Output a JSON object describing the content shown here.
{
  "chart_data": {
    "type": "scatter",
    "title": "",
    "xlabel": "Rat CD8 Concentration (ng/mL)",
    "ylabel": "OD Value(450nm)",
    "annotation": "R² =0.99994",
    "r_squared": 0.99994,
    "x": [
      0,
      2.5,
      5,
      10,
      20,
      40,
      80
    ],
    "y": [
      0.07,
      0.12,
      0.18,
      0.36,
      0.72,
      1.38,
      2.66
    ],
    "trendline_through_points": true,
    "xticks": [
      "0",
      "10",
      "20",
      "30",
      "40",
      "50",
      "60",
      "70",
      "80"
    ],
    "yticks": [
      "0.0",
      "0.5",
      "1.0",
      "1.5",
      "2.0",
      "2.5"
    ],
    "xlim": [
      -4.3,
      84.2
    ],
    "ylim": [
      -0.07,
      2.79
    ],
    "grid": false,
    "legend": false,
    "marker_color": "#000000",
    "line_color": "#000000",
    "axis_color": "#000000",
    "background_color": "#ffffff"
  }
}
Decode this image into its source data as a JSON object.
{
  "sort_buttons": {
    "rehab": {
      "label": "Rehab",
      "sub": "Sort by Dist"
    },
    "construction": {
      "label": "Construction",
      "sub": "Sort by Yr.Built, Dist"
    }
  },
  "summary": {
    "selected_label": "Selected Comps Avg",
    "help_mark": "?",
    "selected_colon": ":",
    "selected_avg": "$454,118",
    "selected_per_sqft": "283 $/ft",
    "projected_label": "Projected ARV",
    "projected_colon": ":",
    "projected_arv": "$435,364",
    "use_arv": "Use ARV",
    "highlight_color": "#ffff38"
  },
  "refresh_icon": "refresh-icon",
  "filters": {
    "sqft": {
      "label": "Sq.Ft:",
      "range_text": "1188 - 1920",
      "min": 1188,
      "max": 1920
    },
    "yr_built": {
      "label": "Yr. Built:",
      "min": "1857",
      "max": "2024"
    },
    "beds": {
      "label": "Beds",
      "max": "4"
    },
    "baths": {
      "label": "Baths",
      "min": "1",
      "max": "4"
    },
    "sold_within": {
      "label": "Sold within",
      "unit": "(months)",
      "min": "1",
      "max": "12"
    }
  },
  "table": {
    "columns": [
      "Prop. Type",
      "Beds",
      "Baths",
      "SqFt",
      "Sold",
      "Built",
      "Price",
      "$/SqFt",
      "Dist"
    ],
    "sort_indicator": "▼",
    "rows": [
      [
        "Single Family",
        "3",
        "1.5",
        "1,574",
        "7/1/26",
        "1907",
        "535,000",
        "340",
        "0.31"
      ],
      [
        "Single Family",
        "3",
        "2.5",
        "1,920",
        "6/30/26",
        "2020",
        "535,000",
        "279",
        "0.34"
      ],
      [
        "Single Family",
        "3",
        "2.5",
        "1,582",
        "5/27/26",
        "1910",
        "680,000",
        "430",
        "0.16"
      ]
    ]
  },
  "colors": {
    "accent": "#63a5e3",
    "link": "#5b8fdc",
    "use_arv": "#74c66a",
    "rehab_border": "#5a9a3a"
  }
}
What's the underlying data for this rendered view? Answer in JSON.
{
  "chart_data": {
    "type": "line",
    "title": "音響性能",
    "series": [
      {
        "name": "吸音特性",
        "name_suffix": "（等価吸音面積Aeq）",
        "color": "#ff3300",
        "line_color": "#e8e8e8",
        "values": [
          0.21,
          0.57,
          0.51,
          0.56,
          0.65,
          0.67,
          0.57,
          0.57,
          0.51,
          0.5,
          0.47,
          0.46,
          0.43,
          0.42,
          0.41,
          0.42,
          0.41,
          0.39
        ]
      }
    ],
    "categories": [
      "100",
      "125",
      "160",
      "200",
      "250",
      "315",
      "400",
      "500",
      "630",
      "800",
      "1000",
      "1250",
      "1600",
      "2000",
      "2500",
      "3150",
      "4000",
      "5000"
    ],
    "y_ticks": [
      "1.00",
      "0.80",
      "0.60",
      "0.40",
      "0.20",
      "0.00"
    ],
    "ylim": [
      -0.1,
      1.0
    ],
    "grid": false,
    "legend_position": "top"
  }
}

» The problem: Print the whole listing again, exactly.

» Problem solution:
Output a JSON object describing the content shown here.
{
  "chart_data": {
    "type": "scatter",
    "title": "",
    "xlabel": "Rat CD8 Concentration (ng/mL)",
    "ylabel": "OD Value(450nm)",
    "annotation": "R² =0.99994",
    "r_squared": 0.99994,
    "x": [
      0,
      2.5,
      5,
      10,
      20,
      40,
      80
    ],
    "y": [
      0.07,
      0.12,
      0.18,
      0.36,
      0.72,
      1.38,
      2.66
    ],
    "trendline_through_points": true,
    "xticks": [
      "0",
      "10",
      "20",
      "30",
      "40",
      "50",
      "60",
      "70",
      "80"
    ],
    "yticks": [
      "0.0",
      "0.5",
      "1.0",
      "1.5",
      "2.0",
      "2.5"
    ],
    "xlim": [
      -4.3,
      84.2
    ],
    "ylim": [
      -0.07,
      2.79
    ],
    "grid": false,
    "legend": false,
    "marker_color": "#000000",
    "line_color": "#000000",
    "axis_color": "#000000",
    "background_color": "#ffffff"
  }
}
Decode this image into its source data as a JSON object.
{
  "sort_buttons": {
    "rehab": {
      "label": "Rehab",
      "sub": "Sort by Dist"
    },
    "construction": {
      "label": "Construction",
      "sub": "Sort by Yr.Built, Dist"
    }
  },
  "summary": {
    "selected_label": "Selected Comps Avg",
    "help_mark": "?",
    "selected_colon": ":",
    "selected_avg": "$454,118",
    "selected_per_sqft": "283 $/ft",
    "projected_label": "Projected ARV",
    "projected_colon": ":",
    "projected_arv": "$435,364",
    "use_arv": "Use ARV",
    "highlight_color": "#ffff38"
  },
  "refresh_icon": "refresh-icon",
  "filters": {
    "sqft": {
      "label": "Sq.Ft:",
      "range_text": "1188 - 1920",
      "min": 1188,
      "max": 1920
    },
    "yr_built": {
      "label": "Yr. Built:",
      "min": "1857",
      "max": "2024"
    },
    "beds": {
      "label": "Beds",
      "max": "4"
    },
    "baths": {
      "label": "Baths",
      "min": "1",
      "max": "4"
    },
    "sold_within": {
      "label": "Sold within",
      "unit": "(months)",
      "min": "1",
      "max": "12"
    }
  },
  "table": {
    "columns": [
      "Prop. Type",
      "Beds",
      "Baths",
      "SqFt",
      "Sold",
      "Built",
      "Price",
      "$/SqFt",
      "Dist"
    ],
    "sort_indicator": "▼",
    "rows": [
      [
        "Single Family",
        "3",
        "1.5",
        "1,574",
        "7/1/26",
        "1907",
        "535,000",
        "340",
        "0.31"
      ],
      [
        "Single Family",
        "3",
        "2.5",
        "1,920",
        "6/30/26",
        "2020",
        "535,000",
        "279",
        "0.34"
      ],
      [
        "Single Family",
        "3",
        "2.5",
        "1,582",
        "5/27/26",
        "1910",
        "680,000",
        "430",
        "0.16"
      ]
    ]
  },
  "colors": {
    "accent": "#63a5e3",
    "link": "#5b8fdc",
    "use_arv": "#74c66a",
    "rehab_border": "#5a9a3a"
  }
}
What's the underlying data for this rendered view? Answer in JSON.
{
  "chart_data": {
    "type": "line",
    "title": "音響性能",
    "series": [
      {
        "name": "吸音特性",
        "name_suffix": "（等価吸音面積Aeq）",
        "color": "#ff3300",
        "line_color": "#e8e8e8",
        "values": [
          0.21,
          0.57,
          0.51,
          0.56,
          0.65,
          0.67,
          0.57,
          0.57,
          0.51,
          0.5,
          0.47,
          0.46,
          0.43,
          0.42,
          0.41,
          0.42,
          0.41,
          0.39
        ]
      }
    ],
    "categories": [
      "100",
      "125",
      "160",
      "200",
      "250",
      "315",
      "400",
      "500",
      "630",
      "800",
      "1000",
      "1250",
      "1600",
      "2000",
      "2500",
      "3150",
      "4000",
      "5000"
    ],
    "y_ticks": [
      "1.00",
      "0.80",
      "0.60",
      "0.40",
      "0.20",
      "0.00"
    ],
    "ylim": [
      -0.1,
      1.0
    ],
    "grid": false,
    "legend_position": "top"
  }
}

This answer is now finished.